# CHALLENGE:
Answer with one number: how many lines have "image".

---- MATERIAL PROVIDED

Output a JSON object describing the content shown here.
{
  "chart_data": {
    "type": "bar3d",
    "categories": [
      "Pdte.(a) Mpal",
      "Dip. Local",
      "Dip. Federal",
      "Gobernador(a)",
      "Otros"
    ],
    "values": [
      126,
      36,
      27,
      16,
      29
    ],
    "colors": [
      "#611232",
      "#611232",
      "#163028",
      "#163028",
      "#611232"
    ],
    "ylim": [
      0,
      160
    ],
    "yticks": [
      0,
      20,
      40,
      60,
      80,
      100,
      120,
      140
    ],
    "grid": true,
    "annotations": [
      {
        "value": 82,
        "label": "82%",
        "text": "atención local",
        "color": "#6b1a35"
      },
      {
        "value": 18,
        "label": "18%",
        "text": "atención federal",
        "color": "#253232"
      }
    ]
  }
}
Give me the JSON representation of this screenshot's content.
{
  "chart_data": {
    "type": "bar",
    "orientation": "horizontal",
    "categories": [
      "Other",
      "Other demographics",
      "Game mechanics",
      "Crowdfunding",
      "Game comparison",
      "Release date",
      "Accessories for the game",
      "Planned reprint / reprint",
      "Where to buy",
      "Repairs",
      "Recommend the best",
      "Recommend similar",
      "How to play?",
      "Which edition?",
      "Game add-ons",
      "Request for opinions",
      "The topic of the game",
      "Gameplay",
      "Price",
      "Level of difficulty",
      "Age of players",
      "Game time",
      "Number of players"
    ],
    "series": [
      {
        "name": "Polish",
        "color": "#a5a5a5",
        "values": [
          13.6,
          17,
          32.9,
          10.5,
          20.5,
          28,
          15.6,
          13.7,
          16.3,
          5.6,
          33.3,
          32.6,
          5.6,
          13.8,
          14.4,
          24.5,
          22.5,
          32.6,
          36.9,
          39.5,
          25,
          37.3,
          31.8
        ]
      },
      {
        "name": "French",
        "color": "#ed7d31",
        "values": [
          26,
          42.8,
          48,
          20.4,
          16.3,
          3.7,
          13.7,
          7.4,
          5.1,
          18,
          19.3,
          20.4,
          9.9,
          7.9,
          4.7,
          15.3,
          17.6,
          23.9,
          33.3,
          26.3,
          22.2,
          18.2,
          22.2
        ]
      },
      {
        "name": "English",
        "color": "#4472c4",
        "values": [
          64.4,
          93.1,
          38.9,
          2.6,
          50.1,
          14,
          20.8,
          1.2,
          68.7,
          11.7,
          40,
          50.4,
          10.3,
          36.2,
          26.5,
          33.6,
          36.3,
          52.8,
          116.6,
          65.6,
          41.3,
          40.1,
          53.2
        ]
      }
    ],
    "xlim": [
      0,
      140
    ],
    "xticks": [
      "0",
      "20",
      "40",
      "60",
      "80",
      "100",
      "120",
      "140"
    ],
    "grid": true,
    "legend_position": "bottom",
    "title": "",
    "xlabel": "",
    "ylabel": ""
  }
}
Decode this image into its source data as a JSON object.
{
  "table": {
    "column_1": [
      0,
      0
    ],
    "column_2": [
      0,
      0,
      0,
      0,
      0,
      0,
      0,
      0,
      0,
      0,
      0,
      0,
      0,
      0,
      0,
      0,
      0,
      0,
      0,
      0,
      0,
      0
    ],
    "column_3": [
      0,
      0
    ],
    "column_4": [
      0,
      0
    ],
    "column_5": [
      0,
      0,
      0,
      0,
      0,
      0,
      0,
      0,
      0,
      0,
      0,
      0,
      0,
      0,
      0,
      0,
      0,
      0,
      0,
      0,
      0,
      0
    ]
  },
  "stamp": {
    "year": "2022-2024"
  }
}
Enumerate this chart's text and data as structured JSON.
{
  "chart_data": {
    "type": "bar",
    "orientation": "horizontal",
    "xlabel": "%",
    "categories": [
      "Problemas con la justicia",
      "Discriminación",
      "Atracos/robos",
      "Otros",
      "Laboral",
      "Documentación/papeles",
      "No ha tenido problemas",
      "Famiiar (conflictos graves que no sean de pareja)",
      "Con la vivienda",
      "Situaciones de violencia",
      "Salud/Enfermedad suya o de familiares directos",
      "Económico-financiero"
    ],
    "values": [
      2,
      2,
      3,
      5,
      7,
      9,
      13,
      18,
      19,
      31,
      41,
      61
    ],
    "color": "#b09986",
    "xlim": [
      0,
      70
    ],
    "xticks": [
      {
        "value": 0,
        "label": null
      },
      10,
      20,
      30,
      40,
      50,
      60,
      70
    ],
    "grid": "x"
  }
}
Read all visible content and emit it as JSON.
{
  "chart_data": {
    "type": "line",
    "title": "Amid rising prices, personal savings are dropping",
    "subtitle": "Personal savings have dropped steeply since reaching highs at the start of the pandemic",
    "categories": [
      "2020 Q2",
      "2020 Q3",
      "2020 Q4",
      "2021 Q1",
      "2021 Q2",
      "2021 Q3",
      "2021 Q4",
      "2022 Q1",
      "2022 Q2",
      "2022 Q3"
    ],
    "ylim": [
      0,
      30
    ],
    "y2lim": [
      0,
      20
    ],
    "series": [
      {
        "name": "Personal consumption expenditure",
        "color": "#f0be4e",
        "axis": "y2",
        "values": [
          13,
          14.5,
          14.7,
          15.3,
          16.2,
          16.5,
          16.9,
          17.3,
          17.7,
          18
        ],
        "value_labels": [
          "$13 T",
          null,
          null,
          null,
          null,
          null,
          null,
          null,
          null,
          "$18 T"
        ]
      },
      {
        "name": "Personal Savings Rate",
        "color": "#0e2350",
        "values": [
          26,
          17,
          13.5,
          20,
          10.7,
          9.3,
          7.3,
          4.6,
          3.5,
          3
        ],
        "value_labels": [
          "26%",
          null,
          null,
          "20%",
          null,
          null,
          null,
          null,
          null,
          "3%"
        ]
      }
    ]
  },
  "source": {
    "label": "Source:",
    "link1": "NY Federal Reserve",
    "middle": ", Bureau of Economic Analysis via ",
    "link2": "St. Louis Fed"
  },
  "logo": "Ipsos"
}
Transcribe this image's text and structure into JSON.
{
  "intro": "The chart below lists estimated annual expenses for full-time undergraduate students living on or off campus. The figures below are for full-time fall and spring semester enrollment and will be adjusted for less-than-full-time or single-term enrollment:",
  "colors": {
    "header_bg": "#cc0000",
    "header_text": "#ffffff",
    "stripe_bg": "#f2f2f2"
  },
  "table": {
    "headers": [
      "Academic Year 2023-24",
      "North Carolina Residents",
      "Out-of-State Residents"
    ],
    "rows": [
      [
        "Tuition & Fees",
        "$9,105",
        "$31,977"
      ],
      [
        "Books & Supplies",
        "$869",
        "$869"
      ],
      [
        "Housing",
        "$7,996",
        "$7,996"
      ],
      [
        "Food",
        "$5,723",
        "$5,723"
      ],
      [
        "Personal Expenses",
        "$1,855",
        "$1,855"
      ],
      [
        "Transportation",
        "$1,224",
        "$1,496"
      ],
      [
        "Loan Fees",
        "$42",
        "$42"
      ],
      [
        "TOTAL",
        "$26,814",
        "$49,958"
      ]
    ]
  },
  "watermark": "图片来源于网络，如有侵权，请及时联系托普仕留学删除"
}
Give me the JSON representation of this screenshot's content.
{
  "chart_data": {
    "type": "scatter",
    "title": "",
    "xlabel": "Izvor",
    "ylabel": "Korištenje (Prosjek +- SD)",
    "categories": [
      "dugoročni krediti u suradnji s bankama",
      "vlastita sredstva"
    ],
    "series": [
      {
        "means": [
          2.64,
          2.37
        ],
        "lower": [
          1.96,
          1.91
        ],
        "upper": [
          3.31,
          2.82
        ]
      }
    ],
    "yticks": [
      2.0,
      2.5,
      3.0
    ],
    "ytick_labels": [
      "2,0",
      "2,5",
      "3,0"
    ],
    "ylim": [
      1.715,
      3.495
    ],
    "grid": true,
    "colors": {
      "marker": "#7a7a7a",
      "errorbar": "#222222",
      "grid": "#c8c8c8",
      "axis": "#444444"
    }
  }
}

--------

# WRITTEN ANSWER:
2